*ENTRIES SUPPLIED*
= = = = = = =

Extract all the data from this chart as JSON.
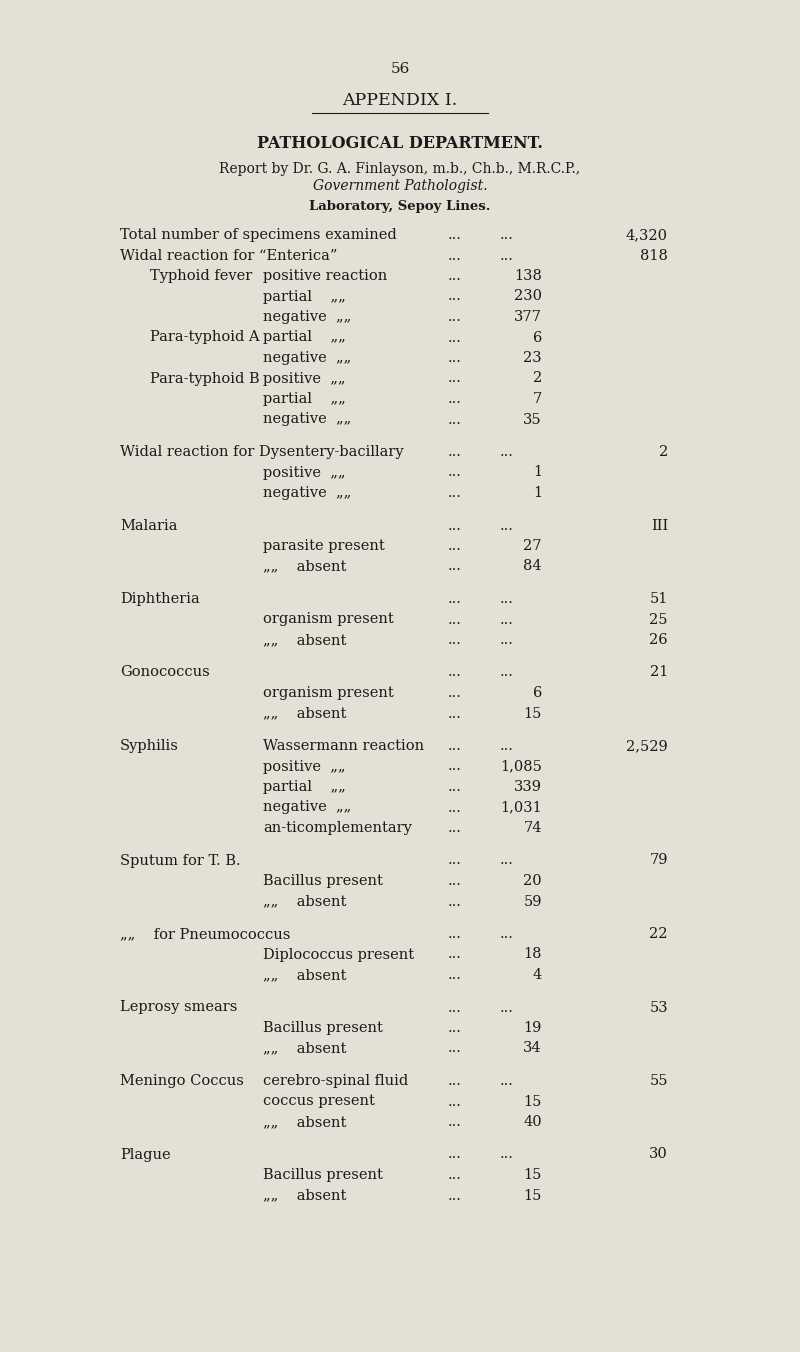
{
  "page_number": "56",
  "appendix_title": "APPENDIX I.",
  "section_title": "PATHOLOGICAL DEPARTMENT.",
  "report_by_line1": "Report by Dr. G. A. Finlayson, m.b., Ch.b., M.R.C.P.,",
  "report_by_line2": "Government Pathologist.",
  "laboratory": "Laboratory, Sepoy Lines.",
  "bg_color": "#e5e0d5",
  "text_color": "#1a1a1a",
  "lines": [
    {
      "type": "main",
      "col1": "Total number of specimens examined",
      "col2": "",
      "d1": true,
      "d2": true,
      "num2": "",
      "num3": "4,320"
    },
    {
      "type": "main",
      "col1": "Widal reaction for “Enterica”",
      "col2": "",
      "d1": true,
      "d2": true,
      "num2": "",
      "num3": "818"
    },
    {
      "type": "sub",
      "col1": "Typhoid fever",
      "col2": "positive reaction",
      "d1": true,
      "d2": false,
      "num2": "138",
      "num3": ""
    },
    {
      "type": "sub",
      "col1": "",
      "col2": "partial    „„",
      "d1": true,
      "d2": false,
      "num2": "230",
      "num3": ""
    },
    {
      "type": "sub",
      "col1": "",
      "col2": "negative  „„",
      "d1": true,
      "d2": false,
      "num2": "377",
      "num3": ""
    },
    {
      "type": "sub",
      "col1": "Para-typhoid A",
      "col2": "partial    „„",
      "d1": true,
      "d2": false,
      "num2": "6",
      "num3": ""
    },
    {
      "type": "sub",
      "col1": "",
      "col2": "negative  „„",
      "d1": true,
      "d2": false,
      "num2": "23",
      "num3": ""
    },
    {
      "type": "sub",
      "col1": "Para-typhoid B",
      "col2": "positive  „„",
      "d1": true,
      "d2": false,
      "num2": "2",
      "num3": ""
    },
    {
      "type": "sub",
      "col1": "",
      "col2": "partial    „„",
      "d1": true,
      "d2": false,
      "num2": "7",
      "num3": ""
    },
    {
      "type": "sub",
      "col1": "",
      "col2": "negative  „„",
      "d1": true,
      "d2": false,
      "num2": "35",
      "num3": ""
    },
    {
      "type": "main",
      "col1": "Widal reaction for Dysentery-bacillary",
      "col2": "",
      "d1": true,
      "d2": true,
      "num2": "",
      "num3": "2"
    },
    {
      "type": "sub",
      "col1": "",
      "col2": "positive  „„",
      "d1": true,
      "d2": false,
      "num2": "1",
      "num3": ""
    },
    {
      "type": "sub",
      "col1": "",
      "col2": "negative  „„",
      "d1": true,
      "d2": false,
      "num2": "1",
      "num3": ""
    },
    {
      "type": "main",
      "col1": "Malaria",
      "col2": "",
      "d1": true,
      "d2": true,
      "num2": "",
      "num3": "III"
    },
    {
      "type": "sub",
      "col1": "",
      "col2": "parasite present",
      "d1": true,
      "d2": false,
      "num2": "27",
      "num3": ""
    },
    {
      "type": "sub",
      "col1": "",
      "col2": "„„    absent",
      "d1": true,
      "d2": false,
      "num2": "84",
      "num3": ""
    },
    {
      "type": "main",
      "col1": "Diphtheria",
      "col2": "",
      "d1": true,
      "d2": true,
      "num2": "",
      "num3": "51"
    },
    {
      "type": "sub",
      "col1": "",
      "col2": "organism present",
      "d1": true,
      "d2": true,
      "num2": "",
      "num3": "25"
    },
    {
      "type": "sub",
      "col1": "",
      "col2": "„„    absent",
      "d1": true,
      "d2": true,
      "num2": "",
      "num3": "26"
    },
    {
      "type": "main",
      "col1": "Gonococcus",
      "col2": "",
      "d1": true,
      "d2": true,
      "num2": "",
      "num3": "21"
    },
    {
      "type": "sub",
      "col1": "",
      "col2": "organism present",
      "d1": true,
      "d2": false,
      "num2": "6",
      "num3": ""
    },
    {
      "type": "sub",
      "col1": "",
      "col2": "„„    absent",
      "d1": true,
      "d2": false,
      "num2": "15",
      "num3": ""
    },
    {
      "type": "main",
      "col1": "Syphilis",
      "col2": "Wassermann reaction",
      "d1": true,
      "d2": true,
      "num2": "",
      "num3": "2,529"
    },
    {
      "type": "sub",
      "col1": "",
      "col2": "positive  „„",
      "d1": true,
      "d2": false,
      "num2": "1,085",
      "num3": ""
    },
    {
      "type": "sub",
      "col1": "",
      "col2": "partial    „„",
      "d1": true,
      "d2": false,
      "num2": "339",
      "num3": ""
    },
    {
      "type": "sub",
      "col1": "",
      "col2": "negative  „„",
      "d1": true,
      "d2": false,
      "num2": "1,031",
      "num3": ""
    },
    {
      "type": "sub",
      "col1": "",
      "col2": "an-ticomplementary",
      "d1": true,
      "d2": false,
      "num2": "74",
      "num3": ""
    },
    {
      "type": "main",
      "col1": "Sputum for T. B.",
      "col2": "",
      "d1": true,
      "d2": true,
      "num2": "",
      "num3": "79"
    },
    {
      "type": "sub",
      "col1": "",
      "col2": "Bacillus present",
      "d1": true,
      "d2": false,
      "num2": "20",
      "num3": ""
    },
    {
      "type": "sub",
      "col1": "",
      "col2": "„„    absent",
      "d1": true,
      "d2": false,
      "num2": "59",
      "num3": ""
    },
    {
      "type": "main",
      "col1": "„„    for Pneumococcus",
      "col2": "",
      "d1": true,
      "d2": true,
      "num2": "",
      "num3": "22"
    },
    {
      "type": "sub",
      "col1": "",
      "col2": "Diplococcus present",
      "d1": true,
      "d2": false,
      "num2": "18",
      "num3": ""
    },
    {
      "type": "sub",
      "col1": "",
      "col2": "„„    absent",
      "d1": true,
      "d2": false,
      "num2": "4",
      "num3": ""
    },
    {
      "type": "main",
      "col1": "Leprosy smears",
      "col2": "",
      "d1": true,
      "d2": true,
      "num2": "",
      "num3": "53"
    },
    {
      "type": "sub",
      "col1": "",
      "col2": "Bacillus present",
      "d1": true,
      "d2": false,
      "num2": "19",
      "num3": ""
    },
    {
      "type": "sub",
      "col1": "",
      "col2": "„„    absent",
      "d1": true,
      "d2": false,
      "num2": "34",
      "num3": ""
    },
    {
      "type": "main",
      "col1": "Meningo Coccus",
      "col2": "cerebro-spinal fluid",
      "d1": true,
      "d2": true,
      "num2": "",
      "num3": "55"
    },
    {
      "type": "sub",
      "col1": "",
      "col2": "coccus present",
      "d1": true,
      "d2": false,
      "num2": "15",
      "num3": ""
    },
    {
      "type": "sub",
      "col1": "",
      "col2": "„„    absent",
      "d1": true,
      "d2": false,
      "num2": "40",
      "num3": ""
    },
    {
      "type": "main",
      "col1": "Plague",
      "col2": "",
      "d1": true,
      "d2": true,
      "num2": "",
      "num3": "30"
    },
    {
      "type": "sub",
      "col1": "",
      "col2": "Bacillus present",
      "d1": true,
      "d2": false,
      "num2": "15",
      "num3": ""
    },
    {
      "type": "sub",
      "col1": "",
      "col2": "„„    absent",
      "d1": true,
      "d2": false,
      "num2": "15",
      "num3": ""
    }
  ]
}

= = = = = = =

*WORK TO COMPLETE*
Every entry must be written out exactly, with all pictures left out.

*RESULT OF THE EXERCISE*
Extract all the data from this chart as JSON.
{
  "page_number": "56",
  "appendix_title": "APPENDIX I.",
  "section_title": "PATHOLOGICAL DEPARTMENT.",
  "report_by_line1": "Report by Dr. G. A. Finlayson, m.b., Ch.b., M.R.C.P.,",
  "report_by_line2": "Government Pathologist.",
  "laboratory": "Laboratory, Sepoy Lines.",
  "bg_color": "#e5e0d5",
  "text_color": "#1a1a1a",
  "lines": [
    {
      "type": "main",
      "col1": "Total number of specimens examined",
      "col2": "",
      "d1": true,
      "d2": true,
      "num2": "",
      "num3": "4,320"
    },
    {
      "type": "main",
      "col1": "Widal reaction for “Enterica”",
      "col2": "",
      "d1": true,
      "d2": true,
      "num2": "",
      "num3": "818"
    },
    {
      "type": "sub",
      "col1": "Typhoid fever",
      "col2": "positive reaction",
      "d1": true,
      "d2": false,
      "num2": "138",
      "num3": ""
    },
    {
      "type": "sub",
      "col1": "",
      "col2": "partial    „„",
      "d1": true,
      "d2": false,
      "num2": "230",
      "num3": ""
    },
    {
      "type": "sub",
      "col1": "",
      "col2": "negative  „„",
      "d1": true,
      "d2": false,
      "num2": "377",
      "num3": ""
    },
    {
      "type": "sub",
      "col1": "Para-typhoid A",
      "col2": "partial    „„",
      "d1": true,
      "d2": false,
      "num2": "6",
      "num3": ""
    },
    {
      "type": "sub",
      "col1": "",
      "col2": "negative  „„",
      "d1": true,
      "d2": false,
      "num2": "23",
      "num3": ""
    },
    {
      "type": "sub",
      "col1": "Para-typhoid B",
      "col2": "positive  „„",
      "d1": true,
      "d2": false,
      "num2": "2",
      "num3": ""
    },
    {
      "type": "sub",
      "col1": "",
      "col2": "partial    „„",
      "d1": true,
      "d2": false,
      "num2": "7",
      "num3": ""
    },
    {
      "type": "sub",
      "col1": "",
      "col2": "negative  „„",
      "d1": true,
      "d2": false,
      "num2": "35",
      "num3": ""
    },
    {
      "type": "main",
      "col1": "Widal reaction for Dysentery-bacillary",
      "col2": "",
      "d1": true,
      "d2": true,
      "num2": "",
      "num3": "2"
    },
    {
      "type": "sub",
      "col1": "",
      "col2": "positive  „„",
      "d1": true,
      "d2": false,
      "num2": "1",
      "num3": ""
    },
    {
      "type": "sub",
      "col1": "",
      "col2": "negative  „„",
      "d1": true,
      "d2": false,
      "num2": "1",
      "num3": ""
    },
    {
      "type": "main",
      "col1": "Malaria",
      "col2": "",
      "d1": true,
      "d2": true,
      "num2": "",
      "num3": "III"
    },
    {
      "type": "sub",
      "col1": "",
      "col2": "parasite present",
      "d1": true,
      "d2": false,
      "num2": "27",
      "num3": ""
    },
    {
      "type": "sub",
      "col1": "",
      "col2": "„„    absent",
      "d1": true,
      "d2": false,
      "num2": "84",
      "num3": ""
    },
    {
      "type": "main",
      "col1": "Diphtheria",
      "col2": "",
      "d1": true,
      "d2": true,
      "num2": "",
      "num3": "51"
    },
    {
      "type": "sub",
      "col1": "",
      "col2": "organism present",
      "d1": true,
      "d2": true,
      "num2": "",
      "num3": "25"
    },
    {
      "type": "sub",
      "col1": "",
      "col2": "„„    absent",
      "d1": true,
      "d2": true,
      "num2": "",
      "num3": "26"
    },
    {
      "type": "main",
      "col1": "Gonococcus",
      "col2": "",
      "d1": true,
      "d2": true,
      "num2": "",
      "num3": "21"
    },
    {
      "type": "sub",
      "col1": "",
      "col2": "organism present",
      "d1": true,
      "d2": false,
      "num2": "6",
      "num3": ""
    },
    {
      "type": "sub",
      "col1": "",
      "col2": "„„    absent",
      "d1": true,
      "d2": false,
      "num2": "15",
      "num3": ""
    },
    {
      "type": "main",
      "col1": "Syphilis",
      "col2": "Wassermann reaction",
      "d1": true,
      "d2": true,
      "num2": "",
      "num3": "2,529"
    },
    {
      "type": "sub",
      "col1": "",
      "col2": "positive  „„",
      "d1": true,
      "d2": false,
      "num2": "1,085",
      "num3": ""
    },
    {
      "type": "sub",
      "col1": "",
      "col2": "partial    „„",
      "d1": true,
      "d2": false,
      "num2": "339",
      "num3": ""
    },
    {
      "type": "sub",
      "col1": "",
      "col2": "negative  „„",
      "d1": true,
      "d2": false,
      "num2": "1,031",
      "num3": ""
    },
    {
      "type": "sub",
      "col1": "",
      "col2": "an-ticomplementary",
      "d1": true,
      "d2": false,
      "num2": "74",
      "num3": ""
    },
    {
      "type": "main",
      "col1": "Sputum for T. B.",
      "col2": "",
      "d1": true,
      "d2": true,
      "num2": "",
      "num3": "79"
    },
    {
      "type": "sub",
      "col1": "",
      "col2": "Bacillus present",
      "d1": true,
      "d2": false,
      "num2": "20",
      "num3": ""
    },
    {
      "type": "sub",
      "col1": "",
      "col2": "„„    absent",
      "d1": true,
      "d2": false,
      "num2": "59",
      "num3": ""
    },
    {
      "type": "main",
      "col1": "„„    for Pneumococcus",
      "col2": "",
      "d1": true,
      "d2": true,
      "num2": "",
      "num3": "22"
    },
    {
      "type": "sub",
      "col1": "",
      "col2": "Diplococcus present",
      "d1": true,
      "d2": false,
      "num2": "18",
      "num3": ""
    },
    {
      "type": "sub",
      "col1": "",
      "col2": "„„    absent",
      "d1": true,
      "d2": false,
      "num2": "4",
      "num3": ""
    },
    {
      "type": "main",
      "col1": "Leprosy smears",
      "col2": "",
      "d1": true,
      "d2": true,
      "num2": "",
      "num3": "53"
    },
    {
      "type": "sub",
      "col1": "",
      "col2": "Bacillus present",
      "d1": true,
      "d2": false,
      "num2": "19",
      "num3": ""
    },
    {
      "type": "sub",
      "col1": "",
      "col2": "„„    absent",
      "d1": true,
      "d2": false,
      "num2": "34",
      "num3": ""
    },
    {
      "type": "main",
      "col1": "Meningo Coccus",
      "col2": "cerebro-spinal fluid",
      "d1": true,
      "d2": true,
      "num2": "",
      "num3": "55"
    },
    {
      "type": "sub",
      "col1": "",
      "col2": "coccus present",
      "d1": true,
      "d2": false,
      "num2": "15",
      "num3": ""
    },
    {
      "type": "sub",
      "col1": "",
      "col2": "„„    absent",
      "d1": true,
      "d2": false,
      "num2": "40",
      "num3": ""
    },
    {
      "type": "main",
      "col1": "Plague",
      "col2": "",
      "d1": true,
      "d2": true,
      "num2": "",
      "num3": "30"
    },
    {
      "type": "sub",
      "col1": "",
      "col2": "Bacillus present",
      "d1": true,
      "d2": false,
      "num2": "15",
      "num3": ""
    },
    {
      "type": "sub",
      "col1": "",
      "col2": "„„    absent",
      "d1": true,
      "d2": false,
      "num2": "15",
      "num3": ""
    }
  ]
}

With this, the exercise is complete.